[JOB] Extract all records. Keep each one exact.

[EXCERPTED DATA]

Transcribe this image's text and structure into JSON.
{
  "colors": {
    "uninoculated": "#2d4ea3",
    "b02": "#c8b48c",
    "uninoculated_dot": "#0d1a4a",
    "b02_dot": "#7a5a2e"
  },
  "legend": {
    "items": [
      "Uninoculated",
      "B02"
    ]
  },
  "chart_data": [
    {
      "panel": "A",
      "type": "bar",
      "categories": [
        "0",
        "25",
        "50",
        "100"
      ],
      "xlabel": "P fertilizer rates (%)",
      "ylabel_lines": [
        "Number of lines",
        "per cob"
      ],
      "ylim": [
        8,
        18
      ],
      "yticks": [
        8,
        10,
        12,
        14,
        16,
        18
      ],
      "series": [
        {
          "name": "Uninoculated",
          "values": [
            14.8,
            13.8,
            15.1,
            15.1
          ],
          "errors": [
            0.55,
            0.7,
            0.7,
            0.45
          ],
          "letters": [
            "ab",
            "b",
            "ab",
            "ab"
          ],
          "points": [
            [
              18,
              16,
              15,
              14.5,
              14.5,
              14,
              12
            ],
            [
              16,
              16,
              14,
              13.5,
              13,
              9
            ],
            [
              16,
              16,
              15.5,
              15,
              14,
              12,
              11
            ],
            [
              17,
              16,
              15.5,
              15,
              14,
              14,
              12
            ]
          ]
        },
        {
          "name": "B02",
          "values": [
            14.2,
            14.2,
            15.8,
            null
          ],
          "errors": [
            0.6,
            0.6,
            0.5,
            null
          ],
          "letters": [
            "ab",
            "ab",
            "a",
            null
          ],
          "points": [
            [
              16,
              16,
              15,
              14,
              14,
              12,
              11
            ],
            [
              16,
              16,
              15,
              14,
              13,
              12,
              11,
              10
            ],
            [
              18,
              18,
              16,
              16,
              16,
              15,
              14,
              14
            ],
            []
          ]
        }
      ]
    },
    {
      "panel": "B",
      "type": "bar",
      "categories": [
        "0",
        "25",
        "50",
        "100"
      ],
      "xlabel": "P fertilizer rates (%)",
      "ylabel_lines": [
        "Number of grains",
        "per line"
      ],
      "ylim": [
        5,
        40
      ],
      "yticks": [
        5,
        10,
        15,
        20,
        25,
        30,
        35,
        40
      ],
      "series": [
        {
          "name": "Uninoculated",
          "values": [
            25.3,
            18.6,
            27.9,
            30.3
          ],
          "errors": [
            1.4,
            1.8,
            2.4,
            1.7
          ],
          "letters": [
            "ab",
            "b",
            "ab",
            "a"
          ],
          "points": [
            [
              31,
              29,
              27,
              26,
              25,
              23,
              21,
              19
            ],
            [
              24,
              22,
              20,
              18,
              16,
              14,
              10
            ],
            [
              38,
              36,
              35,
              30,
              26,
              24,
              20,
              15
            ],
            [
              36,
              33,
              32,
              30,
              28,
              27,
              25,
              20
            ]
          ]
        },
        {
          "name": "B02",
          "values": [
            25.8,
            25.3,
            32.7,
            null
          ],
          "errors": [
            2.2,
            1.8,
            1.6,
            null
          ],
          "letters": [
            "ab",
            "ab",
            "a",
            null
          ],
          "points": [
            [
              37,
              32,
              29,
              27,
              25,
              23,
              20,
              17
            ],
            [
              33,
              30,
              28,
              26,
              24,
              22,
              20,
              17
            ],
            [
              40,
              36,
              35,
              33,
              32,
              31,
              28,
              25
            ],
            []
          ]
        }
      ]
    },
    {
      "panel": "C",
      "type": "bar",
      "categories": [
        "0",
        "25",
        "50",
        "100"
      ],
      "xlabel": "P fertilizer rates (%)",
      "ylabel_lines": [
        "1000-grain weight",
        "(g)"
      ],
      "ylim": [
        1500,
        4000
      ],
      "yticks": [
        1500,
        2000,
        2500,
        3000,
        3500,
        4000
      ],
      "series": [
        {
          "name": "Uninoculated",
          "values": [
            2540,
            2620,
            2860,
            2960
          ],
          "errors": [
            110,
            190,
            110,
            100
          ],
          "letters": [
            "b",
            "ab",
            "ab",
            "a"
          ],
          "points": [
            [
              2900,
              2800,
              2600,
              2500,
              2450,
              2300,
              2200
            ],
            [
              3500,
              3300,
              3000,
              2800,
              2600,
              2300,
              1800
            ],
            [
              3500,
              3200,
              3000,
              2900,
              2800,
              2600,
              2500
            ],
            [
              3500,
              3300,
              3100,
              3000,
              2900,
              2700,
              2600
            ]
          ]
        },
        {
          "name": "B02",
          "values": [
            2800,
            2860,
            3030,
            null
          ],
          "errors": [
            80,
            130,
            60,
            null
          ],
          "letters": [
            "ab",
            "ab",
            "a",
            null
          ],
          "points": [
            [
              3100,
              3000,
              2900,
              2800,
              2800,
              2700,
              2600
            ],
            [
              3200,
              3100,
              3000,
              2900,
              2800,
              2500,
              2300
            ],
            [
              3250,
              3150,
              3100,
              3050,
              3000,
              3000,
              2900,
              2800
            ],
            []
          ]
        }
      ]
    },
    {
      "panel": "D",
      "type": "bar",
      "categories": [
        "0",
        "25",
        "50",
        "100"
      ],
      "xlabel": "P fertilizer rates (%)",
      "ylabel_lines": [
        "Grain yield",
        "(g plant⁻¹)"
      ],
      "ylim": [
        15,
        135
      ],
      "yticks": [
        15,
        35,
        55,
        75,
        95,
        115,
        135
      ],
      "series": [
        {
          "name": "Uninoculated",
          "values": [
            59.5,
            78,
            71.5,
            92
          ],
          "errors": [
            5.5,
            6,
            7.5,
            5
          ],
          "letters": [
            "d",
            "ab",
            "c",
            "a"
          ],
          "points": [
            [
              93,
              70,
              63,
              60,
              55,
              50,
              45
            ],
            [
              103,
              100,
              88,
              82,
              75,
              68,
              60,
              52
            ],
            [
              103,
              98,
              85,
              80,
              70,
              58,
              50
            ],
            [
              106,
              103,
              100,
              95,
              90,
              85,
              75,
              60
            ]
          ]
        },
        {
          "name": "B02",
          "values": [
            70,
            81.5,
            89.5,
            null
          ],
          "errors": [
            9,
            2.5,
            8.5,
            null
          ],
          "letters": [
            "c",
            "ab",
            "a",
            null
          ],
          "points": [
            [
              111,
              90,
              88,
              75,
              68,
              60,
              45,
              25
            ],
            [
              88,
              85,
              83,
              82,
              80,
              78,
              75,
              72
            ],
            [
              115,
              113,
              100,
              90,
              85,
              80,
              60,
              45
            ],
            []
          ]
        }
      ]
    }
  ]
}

[WORKED SOLUTION]
Transcribe this image's text and structure into JSON.
{
  "colors": {
    "uninoculated": "#2d4ea3",
    "b02": "#c8b48c",
    "uninoculated_dot": "#0d1a4a",
    "b02_dot": "#7a5a2e"
  },
  "legend": {
    "items": [
      "Uninoculated",
      "B02"
    ]
  },
  "chart_data": [
    {
      "panel": "A",
      "type": "bar",
      "categories": [
        "0",
        "25",
        "50",
        "100"
      ],
      "xlabel": "P fertilizer rates (%)",
      "ylabel_lines": [
        "Number of lines",
        "per cob"
      ],
      "ylim": [
        8,
        18
      ],
      "yticks": [
        8,
        10,
        12,
        14,
        16,
        18
      ],
      "series": [
        {
          "name": "Uninoculated",
          "values": [
            14.8,
            13.8,
            15.1,
            15.1
          ],
          "errors": [
            0.55,
            0.7,
            0.7,
            0.45
          ],
          "letters": [
            "ab",
            "b",
            "ab",
            "ab"
          ],
          "points": [
            [
              18,
              16,
              15,
              14.5,
              14.5,
              14,
              12
            ],
            [
              16,
              16,
              14,
              13.5,
              13,
              9
            ],
            [
              16,
              16,
              15.5,
              15,
              14,
              12,
              11
            ],
            [
              17,
              16,
              15.5,
              15,
              14,
              14,
              12
            ]
          ]
        },
        {
          "name": "B02",
          "values": [
            14.2,
            14.2,
            15.8,
            null
          ],
          "errors": [
            0.6,
            0.6,
            0.5,
            null
          ],
          "letters": [
            "ab",
            "ab",
            "a",
            null
          ],
          "points": [
            [
              16,
              16,
              15,
              14,
              14,
              12,
              11
            ],
            [
              16,
              16,
              15,
              14,
              13,
              12,
              11,
              10
            ],
            [
              18,
              18,
              16,
              16,
              16,
              15,
              14,
              14
            ],
            []
          ]
        }
      ]
    },
    {
      "panel": "B",
      "type": "bar",
      "categories": [
        "0",
        "25",
        "50",
        "100"
      ],
      "xlabel": "P fertilizer rates (%)",
      "ylabel_lines": [
        "Number of grains",
        "per line"
      ],
      "ylim": [
        5,
        40
      ],
      "yticks": [
        5,
        10,
        15,
        20,
        25,
        30,
        35,
        40
      ],
      "series": [
        {
          "name": "Uninoculated",
          "values": [
            25.3,
            18.6,
            27.9,
            30.3
          ],
          "errors": [
            1.4,
            1.8,
            2.4,
            1.7
          ],
          "letters": [
            "ab",
            "b",
            "ab",
            "a"
          ],
          "points": [
            [
              31,
              29,
              27,
              26,
              25,
              23,
              21,
              19
            ],
            [
              24,
              22,
              20,
              18,
              16,
              14,
              10
            ],
            [
              38,
              36,
              35,
              30,
              26,
              24,
              20,
              15
            ],
            [
              36,
              33,
              32,
              30,
              28,
              27,
              25,
              20
            ]
          ]
        },
        {
          "name": "B02",
          "values": [
            25.8,
            25.3,
            32.7,
            null
          ],
          "errors": [
            2.2,
            1.8,
            1.6,
            null
          ],
          "letters": [
            "ab",
            "ab",
            "a",
            null
          ],
          "points": [
            [
              37,
              32,
              29,
              27,
              25,
              23,
              20,
              17
            ],
            [
              33,
              30,
              28,
              26,
              24,
              22,
              20,
              17
            ],
            [
              40,
              36,
              35,
              33,
              32,
              31,
              28,
              25
            ],
            []
          ]
        }
      ]
    },
    {
      "panel": "C",
      "type": "bar",
      "categories": [
        "0",
        "25",
        "50",
        "100"
      ],
      "xlabel": "P fertilizer rates (%)",
      "ylabel_lines": [
        "1000-grain weight",
        "(g)"
      ],
      "ylim": [
        1500,
        4000
      ],
      "yticks": [
        1500,
        2000,
        2500,
        3000,
        3500,
        4000
      ],
      "series": [
        {
          "name": "Uninoculated",
          "values": [
            2540,
            2620,
            2860,
            2960
          ],
          "errors": [
            110,
            190,
            110,
            100
          ],
          "letters": [
            "b",
            "ab",
            "ab",
            "a"
          ],
          "points": [
            [
              2900,
              2800,
              2600,
              2500,
              2450,
              2300,
              2200
            ],
            [
              3500,
              3300,
              3000,
              2800,
              2600,
              2300,
              1800
            ],
            [
              3500,
              3200,
              3000,
              2900,
              2800,
              2600,
              2500
            ],
            [
              3500,
              3300,
              3100,
              3000,
              2900,
              2700,
              2600
            ]
          ]
        },
        {
          "name": "B02",
          "values": [
            2800,
            2860,
            3030,
            null
          ],
          "errors": [
            80,
            130,
            60,
            null
          ],
          "letters": [
            "ab",
            "ab",
            "a",
            null
          ],
          "points": [
            [
              3100,
              3000,
              2900,
              2800,
              2800,
              2700,
              2600
            ],
            [
              3200,
              3100,
              3000,
              2900,
              2800,
              2500,
              2300
            ],
            [
              3250,
              3150,
              3100,
              3050,
              3000,
              3000,
              2900,
              2800
            ],
            []
          ]
        }
      ]
    },
    {
      "panel": "D",
      "type": "bar",
      "categories": [
        "0",
        "25",
        "50",
        "100"
      ],
      "xlabel": "P fertilizer rates (%)",
      "ylabel_lines": [
        "Grain yield",
        "(g plant⁻¹)"
      ],
      "ylim": [
        15,
        135
      ],
      "yticks": [
        15,
        35,
        55,
        75,
        95,
        115,
        135
      ],
      "series": [
        {
          "name": "Uninoculated",
          "values": [
            59.5,
            78,
            71.5,
            92
          ],
          "errors": [
            5.5,
            6,
            7.5,
            5
          ],
          "letters": [
            "d",
            "ab",
            "c",
            "a"
          ],
          "points": [
            [
              93,
              70,
              63,
              60,
              55,
              50,
              45
            ],
            [
              103,
              100,
              88,
              82,
              75,
              68,
              60,
              52
            ],
            [
              103,
              98,
              85,
              80,
              70,
              58,
              50
            ],
            [
              106,
              103,
              100,
              95,
              90,
              85,
              75,
              60
            ]
          ]
        },
        {
          "name": "B02",
          "values": [
            70,
            81.5,
            89.5,
            null
          ],
          "errors": [
            9,
            2.5,
            8.5,
            null
          ],
          "letters": [
            "c",
            "ab",
            "a",
            null
          ],
          "points": [
            [
              111,
              90,
              88,
              75,
              68,
              60,
              45,
              25
            ],
            [
              88,
              85,
              83,
              82,
              80,
              78,
              75,
              72
            ],
            [
              115,
              113,
              100,
              90,
              85,
              80,
              60,
              45
            ],
            []
          ]
        }
      ]
    }
  ]
}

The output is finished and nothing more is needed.